■ **Work instructions**
Which lines hold the word "Calculated"? Copy each of them from the material.

■ **Data entries**
- - -

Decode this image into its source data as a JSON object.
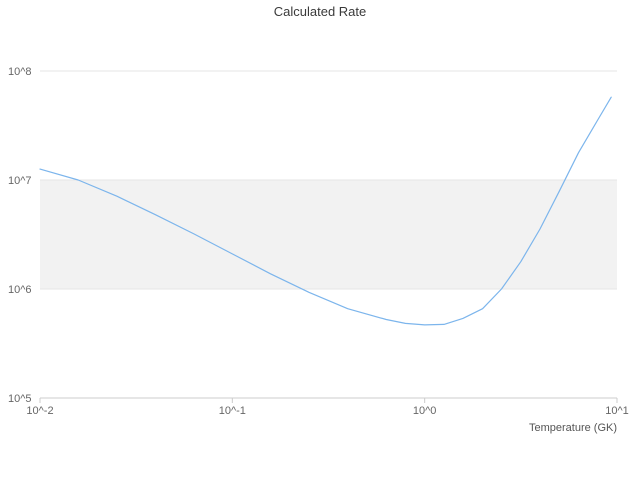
{
  "chart_data": {
    "type": "line",
    "title": "Calculated Rate",
    "xlabel": "Temperature (GK)",
    "ylabel": "",
    "x_scale": "log",
    "y_scale": "log",
    "xlim": [
      0.01,
      10
    ],
    "ylim": [
      100000,
      100000000
    ],
    "x_tick_values": [
      0.01,
      0.1,
      1,
      10
    ],
    "x_tick_labels": [
      "10^-2",
      "10^-1",
      "10^0",
      "10^1"
    ],
    "y_tick_values": [
      100000,
      1000000,
      10000000,
      100000000
    ],
    "y_tick_labels": [
      "10^5",
      "10^6",
      "10^7",
      "10^8"
    ],
    "grid": true,
    "legend": "none",
    "plot_band": {
      "from": 1000000,
      "to": 10000000,
      "color": "#f2f2f2"
    },
    "colors": {
      "line": "#7cb5ec",
      "grid": "#e6e6e6",
      "axis": "#cccccc",
      "background": "#ffffff"
    },
    "series": [
      {
        "name": "Calculated Rate",
        "x": [
          0.01,
          0.0158,
          0.0251,
          0.0398,
          0.0631,
          0.1,
          0.158,
          0.251,
          0.398,
          0.631,
          0.794,
          1.0,
          1.26,
          1.58,
          2.0,
          2.51,
          3.16,
          3.98,
          5.01,
          6.31,
          7.94,
          9.33
        ],
        "y": [
          12600000,
          10000000,
          7100000,
          4800000,
          3200000,
          2100000,
          1380000,
          930000,
          660000,
          525000,
          484000,
          468000,
          473000,
          537000,
          660000,
          1000000,
          1780000,
          3550000,
          7900000,
          17800000,
          35500000,
          57500000
        ]
      }
    ]
  }
}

- - -

■ **Solved exercise**
    "title": "Calculated Rate",
        "name": "Calculated Rate",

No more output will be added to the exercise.